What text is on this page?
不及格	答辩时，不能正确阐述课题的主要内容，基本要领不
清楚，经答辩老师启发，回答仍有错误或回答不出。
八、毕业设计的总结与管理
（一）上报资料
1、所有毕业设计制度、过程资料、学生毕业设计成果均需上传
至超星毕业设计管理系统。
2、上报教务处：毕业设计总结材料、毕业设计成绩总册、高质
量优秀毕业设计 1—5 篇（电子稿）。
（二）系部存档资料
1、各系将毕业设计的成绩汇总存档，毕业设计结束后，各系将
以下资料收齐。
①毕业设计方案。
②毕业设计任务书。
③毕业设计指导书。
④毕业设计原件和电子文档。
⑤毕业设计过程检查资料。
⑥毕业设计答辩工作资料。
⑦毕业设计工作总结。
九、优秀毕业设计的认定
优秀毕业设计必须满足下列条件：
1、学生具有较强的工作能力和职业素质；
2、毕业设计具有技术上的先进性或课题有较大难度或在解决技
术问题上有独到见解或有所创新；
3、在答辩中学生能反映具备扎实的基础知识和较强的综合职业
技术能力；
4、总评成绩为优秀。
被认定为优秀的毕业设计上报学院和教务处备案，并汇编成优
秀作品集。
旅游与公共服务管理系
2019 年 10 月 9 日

⁂

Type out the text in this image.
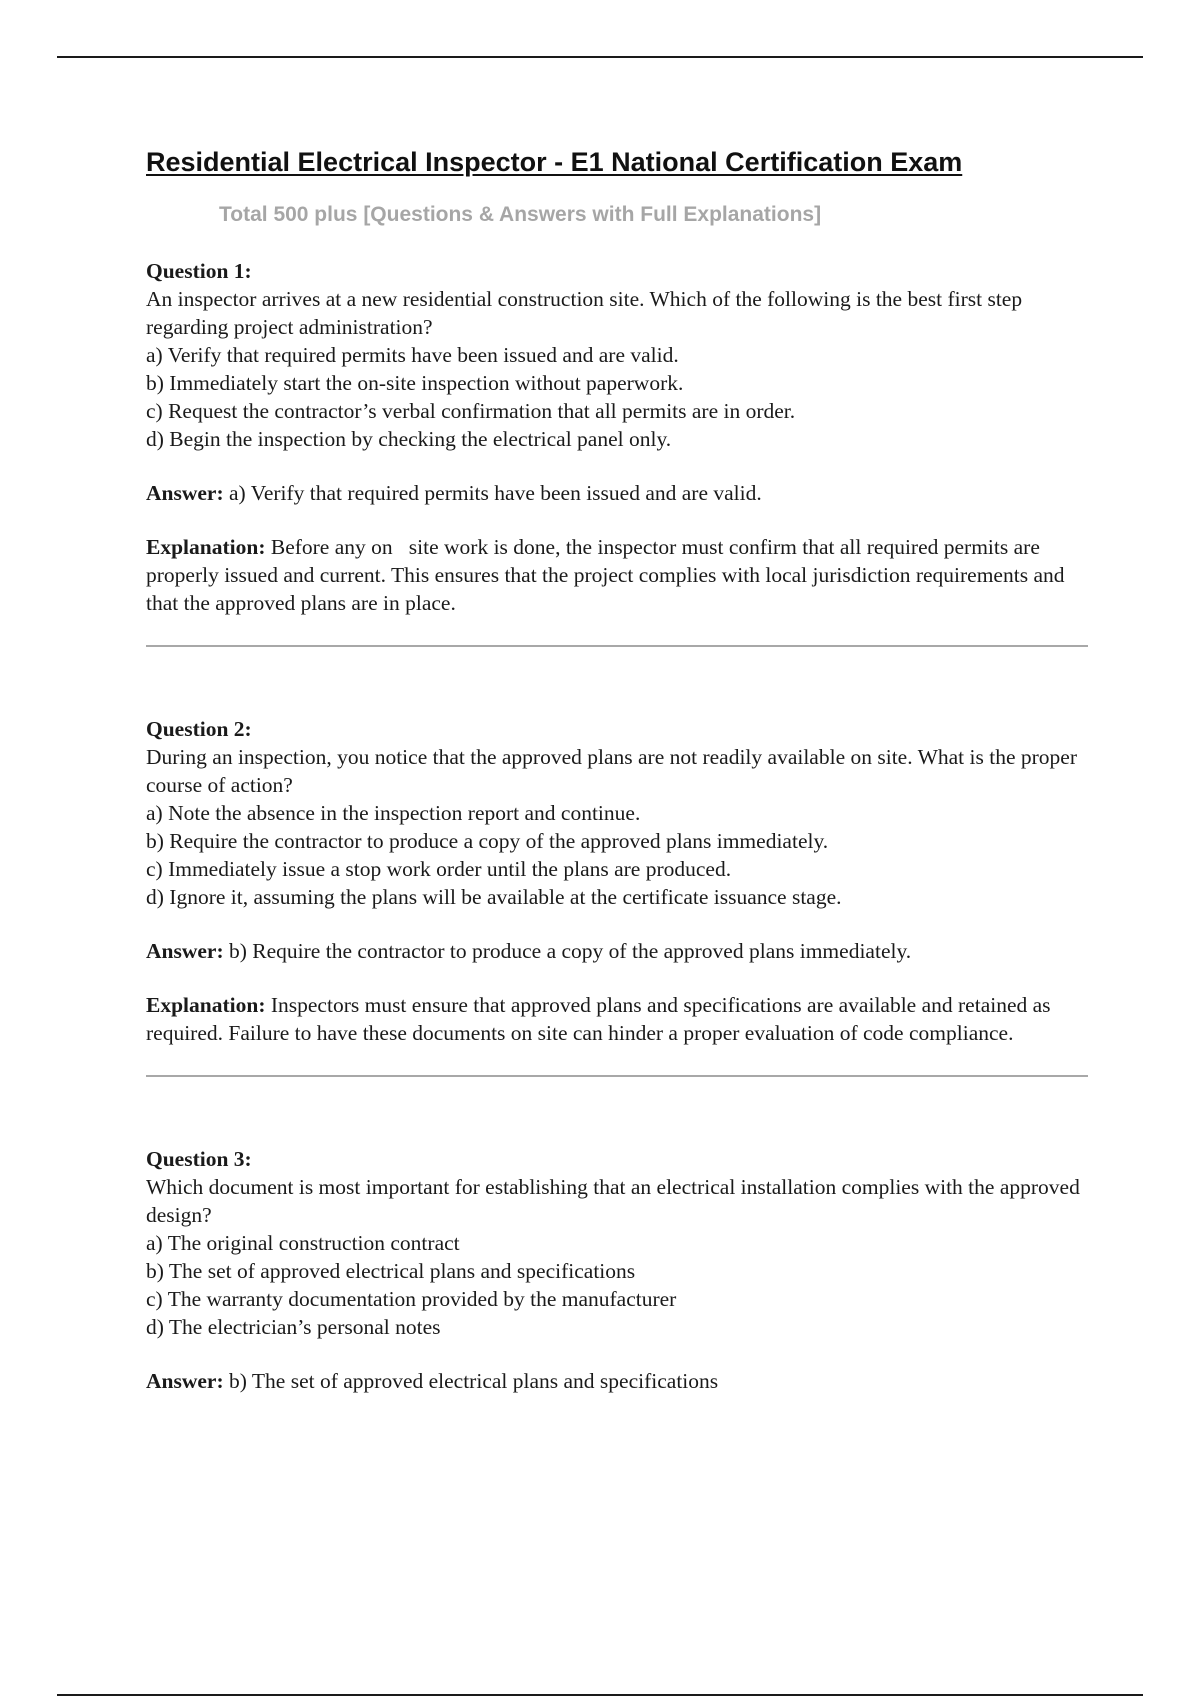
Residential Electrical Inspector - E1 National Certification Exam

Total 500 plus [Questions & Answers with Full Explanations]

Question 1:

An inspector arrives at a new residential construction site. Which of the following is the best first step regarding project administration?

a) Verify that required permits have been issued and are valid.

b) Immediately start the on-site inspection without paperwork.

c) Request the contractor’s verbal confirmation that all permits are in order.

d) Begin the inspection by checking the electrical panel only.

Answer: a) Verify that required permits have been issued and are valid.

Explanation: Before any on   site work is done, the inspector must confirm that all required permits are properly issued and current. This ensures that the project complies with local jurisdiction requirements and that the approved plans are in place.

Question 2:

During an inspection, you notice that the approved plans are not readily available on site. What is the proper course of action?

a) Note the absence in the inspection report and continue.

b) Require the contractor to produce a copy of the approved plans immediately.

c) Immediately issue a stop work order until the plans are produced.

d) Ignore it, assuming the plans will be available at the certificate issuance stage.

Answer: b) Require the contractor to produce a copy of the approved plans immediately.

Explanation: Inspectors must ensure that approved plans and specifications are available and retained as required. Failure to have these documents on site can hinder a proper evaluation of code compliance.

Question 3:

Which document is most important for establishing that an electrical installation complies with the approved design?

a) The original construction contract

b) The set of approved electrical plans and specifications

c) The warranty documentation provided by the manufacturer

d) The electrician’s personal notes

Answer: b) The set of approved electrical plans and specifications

⁂

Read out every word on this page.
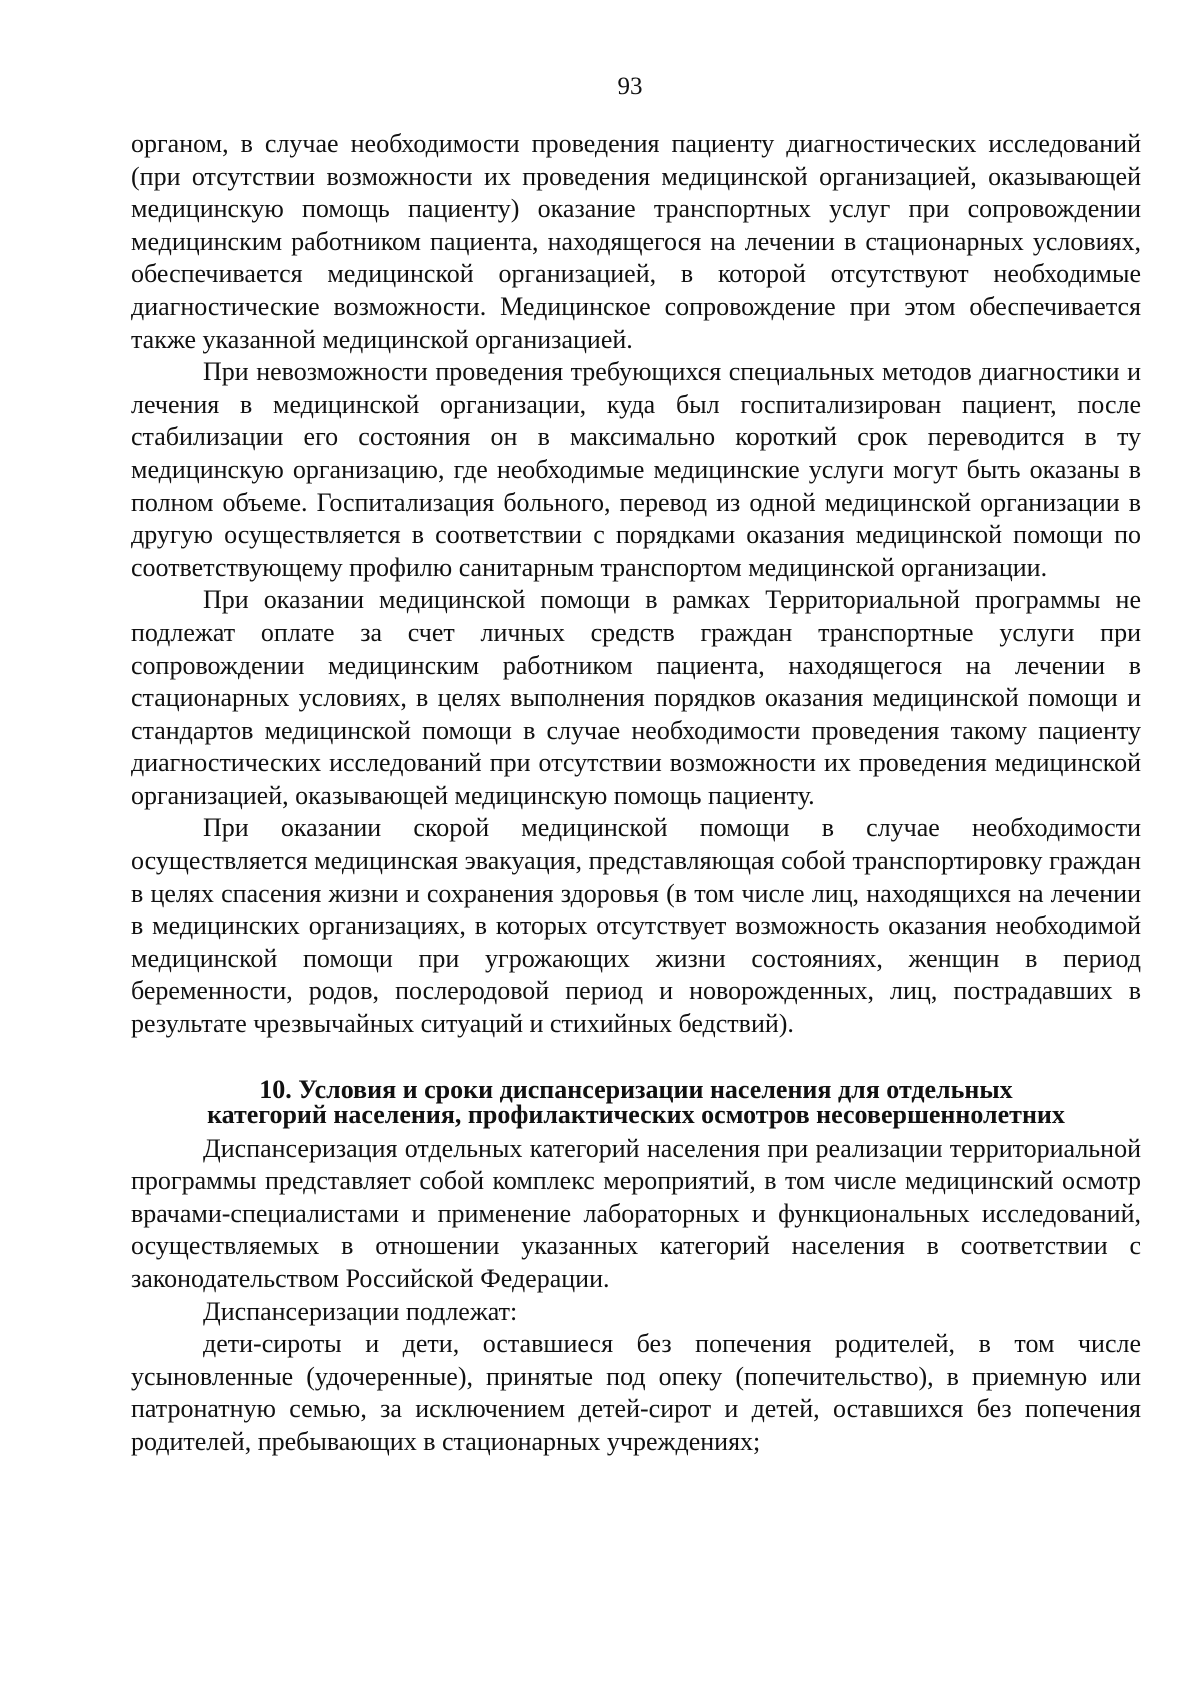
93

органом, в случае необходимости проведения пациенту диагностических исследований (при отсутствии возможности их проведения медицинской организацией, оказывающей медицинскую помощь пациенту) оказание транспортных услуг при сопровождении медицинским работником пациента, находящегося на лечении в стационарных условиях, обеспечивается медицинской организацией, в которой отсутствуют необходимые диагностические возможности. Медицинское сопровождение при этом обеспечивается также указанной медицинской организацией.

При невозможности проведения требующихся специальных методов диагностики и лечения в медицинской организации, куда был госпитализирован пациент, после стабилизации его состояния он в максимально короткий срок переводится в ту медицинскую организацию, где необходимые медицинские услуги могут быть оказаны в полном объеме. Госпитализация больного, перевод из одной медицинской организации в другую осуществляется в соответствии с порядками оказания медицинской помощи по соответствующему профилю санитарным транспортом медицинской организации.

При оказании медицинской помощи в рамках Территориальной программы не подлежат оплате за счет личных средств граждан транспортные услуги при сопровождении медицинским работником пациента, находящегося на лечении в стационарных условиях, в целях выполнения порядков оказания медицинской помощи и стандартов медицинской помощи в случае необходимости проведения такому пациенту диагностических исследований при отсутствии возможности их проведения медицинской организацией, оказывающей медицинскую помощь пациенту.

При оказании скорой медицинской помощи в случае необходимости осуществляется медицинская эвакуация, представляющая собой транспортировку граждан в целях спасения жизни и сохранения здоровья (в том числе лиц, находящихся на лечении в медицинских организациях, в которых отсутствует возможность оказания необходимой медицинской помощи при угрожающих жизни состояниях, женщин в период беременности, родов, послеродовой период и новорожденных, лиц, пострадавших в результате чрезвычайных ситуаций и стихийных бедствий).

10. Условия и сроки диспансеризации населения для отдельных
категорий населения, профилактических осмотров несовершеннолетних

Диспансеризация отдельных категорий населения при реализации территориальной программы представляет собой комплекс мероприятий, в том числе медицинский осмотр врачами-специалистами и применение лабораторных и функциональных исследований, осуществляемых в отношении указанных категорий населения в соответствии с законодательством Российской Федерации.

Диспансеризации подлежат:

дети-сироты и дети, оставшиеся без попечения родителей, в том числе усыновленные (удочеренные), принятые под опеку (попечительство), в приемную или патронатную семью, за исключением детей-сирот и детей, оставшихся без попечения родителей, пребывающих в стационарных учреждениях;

⁂

* WHAT THE TASK REQUIRES
Where a line of the records above holds the word "available", copy that line.

* TASK ANSWER
During an inspection, you notice that the approved plans are not readily available on site. What is the proper course of action?
d) Ignore it, assuming the plans will be available at the certificate issuance stage.
Explanation: Inspectors must ensure that approved plans and specifications are available and retained as required. Failure to have these documents on site can hinder a proper evaluation of code compliance.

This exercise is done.